■ Task to carry out ■
Check every line of the entries below for the word "испытательной", and copy the ones that have it.

■ Record extracts ■
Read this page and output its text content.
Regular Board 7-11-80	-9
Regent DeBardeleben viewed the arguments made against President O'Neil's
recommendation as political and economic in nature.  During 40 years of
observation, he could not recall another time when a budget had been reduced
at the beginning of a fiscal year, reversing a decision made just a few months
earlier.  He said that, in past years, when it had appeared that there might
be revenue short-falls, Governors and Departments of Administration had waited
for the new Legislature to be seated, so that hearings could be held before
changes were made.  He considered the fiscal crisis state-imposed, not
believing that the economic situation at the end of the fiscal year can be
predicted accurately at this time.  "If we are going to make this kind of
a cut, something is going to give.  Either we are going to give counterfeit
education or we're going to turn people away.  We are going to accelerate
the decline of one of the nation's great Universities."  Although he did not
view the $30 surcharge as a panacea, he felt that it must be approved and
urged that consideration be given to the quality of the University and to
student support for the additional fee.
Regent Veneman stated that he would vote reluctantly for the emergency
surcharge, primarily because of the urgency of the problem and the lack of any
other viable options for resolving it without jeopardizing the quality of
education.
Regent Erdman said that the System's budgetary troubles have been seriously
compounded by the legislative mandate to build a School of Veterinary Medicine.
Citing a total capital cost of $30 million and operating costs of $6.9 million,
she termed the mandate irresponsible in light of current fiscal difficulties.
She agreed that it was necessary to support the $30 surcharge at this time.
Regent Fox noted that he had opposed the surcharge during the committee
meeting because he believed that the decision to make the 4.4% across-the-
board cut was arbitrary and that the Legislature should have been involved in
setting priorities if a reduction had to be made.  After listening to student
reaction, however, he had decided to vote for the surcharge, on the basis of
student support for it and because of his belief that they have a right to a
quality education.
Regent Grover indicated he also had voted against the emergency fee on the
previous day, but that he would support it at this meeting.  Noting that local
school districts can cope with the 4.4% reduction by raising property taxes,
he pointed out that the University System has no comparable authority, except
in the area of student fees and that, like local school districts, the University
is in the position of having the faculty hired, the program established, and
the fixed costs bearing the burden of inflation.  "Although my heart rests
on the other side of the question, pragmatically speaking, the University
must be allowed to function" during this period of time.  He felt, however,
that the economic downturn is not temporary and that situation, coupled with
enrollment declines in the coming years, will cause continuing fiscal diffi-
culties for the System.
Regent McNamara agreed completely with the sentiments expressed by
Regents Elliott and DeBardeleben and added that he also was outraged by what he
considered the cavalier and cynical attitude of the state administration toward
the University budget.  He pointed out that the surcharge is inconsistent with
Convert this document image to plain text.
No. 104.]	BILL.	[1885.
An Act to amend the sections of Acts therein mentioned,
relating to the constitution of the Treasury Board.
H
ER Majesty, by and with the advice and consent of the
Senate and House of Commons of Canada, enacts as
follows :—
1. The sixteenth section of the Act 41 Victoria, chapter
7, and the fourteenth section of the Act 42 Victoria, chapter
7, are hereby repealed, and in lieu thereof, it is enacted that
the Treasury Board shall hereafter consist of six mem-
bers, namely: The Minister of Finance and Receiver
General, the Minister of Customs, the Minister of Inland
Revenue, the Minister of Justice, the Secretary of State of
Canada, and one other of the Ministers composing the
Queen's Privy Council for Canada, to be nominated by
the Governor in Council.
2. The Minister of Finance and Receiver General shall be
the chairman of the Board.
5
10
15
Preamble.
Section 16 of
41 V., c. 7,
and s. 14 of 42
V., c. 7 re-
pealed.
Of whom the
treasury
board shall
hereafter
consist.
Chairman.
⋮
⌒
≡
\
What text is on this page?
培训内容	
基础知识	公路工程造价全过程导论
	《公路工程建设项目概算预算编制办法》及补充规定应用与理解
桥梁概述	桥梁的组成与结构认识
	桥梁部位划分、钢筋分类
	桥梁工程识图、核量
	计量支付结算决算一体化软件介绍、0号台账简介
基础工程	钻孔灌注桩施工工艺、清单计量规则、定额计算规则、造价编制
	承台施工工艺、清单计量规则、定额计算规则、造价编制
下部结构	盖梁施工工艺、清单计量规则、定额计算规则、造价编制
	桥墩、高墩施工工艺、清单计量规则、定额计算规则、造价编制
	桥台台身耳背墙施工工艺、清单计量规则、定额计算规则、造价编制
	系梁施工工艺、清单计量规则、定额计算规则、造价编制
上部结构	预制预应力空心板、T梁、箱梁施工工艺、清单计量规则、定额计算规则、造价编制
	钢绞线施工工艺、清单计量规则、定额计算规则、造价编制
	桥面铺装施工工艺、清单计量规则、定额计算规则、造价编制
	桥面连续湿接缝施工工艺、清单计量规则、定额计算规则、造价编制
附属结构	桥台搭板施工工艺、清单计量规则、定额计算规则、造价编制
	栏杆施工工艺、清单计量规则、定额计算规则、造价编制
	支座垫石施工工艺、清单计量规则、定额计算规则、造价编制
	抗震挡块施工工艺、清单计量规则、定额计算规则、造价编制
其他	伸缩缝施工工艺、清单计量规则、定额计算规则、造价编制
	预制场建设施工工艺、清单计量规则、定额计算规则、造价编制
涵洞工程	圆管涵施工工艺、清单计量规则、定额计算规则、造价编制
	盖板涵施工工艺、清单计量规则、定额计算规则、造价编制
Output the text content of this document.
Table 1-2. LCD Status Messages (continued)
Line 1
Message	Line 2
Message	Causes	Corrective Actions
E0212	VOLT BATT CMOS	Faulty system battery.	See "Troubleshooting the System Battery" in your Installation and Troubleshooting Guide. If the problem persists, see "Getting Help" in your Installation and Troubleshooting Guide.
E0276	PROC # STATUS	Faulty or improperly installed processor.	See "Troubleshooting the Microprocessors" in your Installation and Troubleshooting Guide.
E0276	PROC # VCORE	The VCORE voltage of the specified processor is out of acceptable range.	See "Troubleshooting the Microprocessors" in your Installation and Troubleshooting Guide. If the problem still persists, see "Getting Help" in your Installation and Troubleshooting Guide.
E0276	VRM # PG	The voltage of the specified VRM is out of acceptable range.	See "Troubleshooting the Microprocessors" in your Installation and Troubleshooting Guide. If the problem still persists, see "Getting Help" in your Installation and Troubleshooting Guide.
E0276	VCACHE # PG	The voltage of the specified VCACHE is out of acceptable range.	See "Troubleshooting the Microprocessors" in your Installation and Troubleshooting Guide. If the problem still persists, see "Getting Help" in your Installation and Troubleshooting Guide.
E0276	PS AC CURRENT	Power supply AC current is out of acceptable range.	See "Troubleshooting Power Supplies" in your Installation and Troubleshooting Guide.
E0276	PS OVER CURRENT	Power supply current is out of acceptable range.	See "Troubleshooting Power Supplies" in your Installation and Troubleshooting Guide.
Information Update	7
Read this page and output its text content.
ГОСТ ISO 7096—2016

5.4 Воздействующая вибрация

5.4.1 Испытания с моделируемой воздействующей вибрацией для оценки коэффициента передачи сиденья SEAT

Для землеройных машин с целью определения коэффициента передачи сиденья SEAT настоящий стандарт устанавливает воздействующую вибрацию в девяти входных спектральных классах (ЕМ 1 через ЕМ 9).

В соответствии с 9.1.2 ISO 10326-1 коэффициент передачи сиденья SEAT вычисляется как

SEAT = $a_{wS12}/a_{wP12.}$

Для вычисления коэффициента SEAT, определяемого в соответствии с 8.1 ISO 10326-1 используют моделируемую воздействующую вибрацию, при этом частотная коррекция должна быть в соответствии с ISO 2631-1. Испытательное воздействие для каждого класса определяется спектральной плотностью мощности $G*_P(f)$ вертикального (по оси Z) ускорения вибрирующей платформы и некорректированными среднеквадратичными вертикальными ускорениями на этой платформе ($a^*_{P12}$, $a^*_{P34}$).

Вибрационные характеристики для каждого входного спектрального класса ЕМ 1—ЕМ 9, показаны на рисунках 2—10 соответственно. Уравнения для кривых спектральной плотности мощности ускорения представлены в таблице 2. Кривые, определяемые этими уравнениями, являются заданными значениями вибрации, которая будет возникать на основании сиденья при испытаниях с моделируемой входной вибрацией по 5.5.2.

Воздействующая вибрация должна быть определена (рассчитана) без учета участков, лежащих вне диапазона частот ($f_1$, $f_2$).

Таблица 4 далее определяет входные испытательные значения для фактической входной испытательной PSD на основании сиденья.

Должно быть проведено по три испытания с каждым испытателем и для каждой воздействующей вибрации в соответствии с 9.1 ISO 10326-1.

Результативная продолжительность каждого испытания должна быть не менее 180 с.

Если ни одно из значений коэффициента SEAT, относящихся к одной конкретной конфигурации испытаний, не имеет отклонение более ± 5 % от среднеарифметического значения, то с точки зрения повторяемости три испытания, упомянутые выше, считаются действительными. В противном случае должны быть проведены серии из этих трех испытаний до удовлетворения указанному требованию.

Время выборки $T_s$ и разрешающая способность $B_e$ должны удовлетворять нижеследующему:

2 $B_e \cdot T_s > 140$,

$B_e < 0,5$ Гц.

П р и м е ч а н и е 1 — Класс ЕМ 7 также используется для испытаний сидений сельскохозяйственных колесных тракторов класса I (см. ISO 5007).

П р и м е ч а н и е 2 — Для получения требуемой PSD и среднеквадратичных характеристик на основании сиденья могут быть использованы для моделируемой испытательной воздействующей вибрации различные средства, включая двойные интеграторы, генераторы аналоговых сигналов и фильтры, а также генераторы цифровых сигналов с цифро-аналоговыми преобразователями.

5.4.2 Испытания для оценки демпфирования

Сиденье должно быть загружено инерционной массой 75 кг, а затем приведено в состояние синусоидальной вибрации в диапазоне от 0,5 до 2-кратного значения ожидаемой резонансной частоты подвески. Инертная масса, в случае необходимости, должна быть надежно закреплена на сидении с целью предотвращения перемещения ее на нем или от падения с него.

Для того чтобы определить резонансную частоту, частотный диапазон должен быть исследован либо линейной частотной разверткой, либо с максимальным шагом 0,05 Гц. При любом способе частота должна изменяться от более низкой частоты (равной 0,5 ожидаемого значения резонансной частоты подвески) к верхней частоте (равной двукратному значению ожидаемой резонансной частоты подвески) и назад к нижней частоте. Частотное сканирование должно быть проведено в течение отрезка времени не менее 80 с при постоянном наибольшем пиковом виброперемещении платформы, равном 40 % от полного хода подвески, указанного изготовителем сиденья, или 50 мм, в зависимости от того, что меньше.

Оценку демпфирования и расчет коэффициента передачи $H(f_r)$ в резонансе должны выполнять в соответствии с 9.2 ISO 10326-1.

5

■ Worked answer ■
Таблица 4 далее определяет входные испытательные значения для фактической входной испытательной PSD на основании сиденья.
П р и м е ч а н и е 2 — Для получения требуемой PSD и среднеквадратичных характеристик на основании сиденья могут быть использованы для моделируемой испытательной воздействующей вибрации различные средства, включая двойные интеграторы, генераторы аналоговых сигналов и фильтры, а также генераторы цифровых сигналов с цифро-аналоговыми преобразователями.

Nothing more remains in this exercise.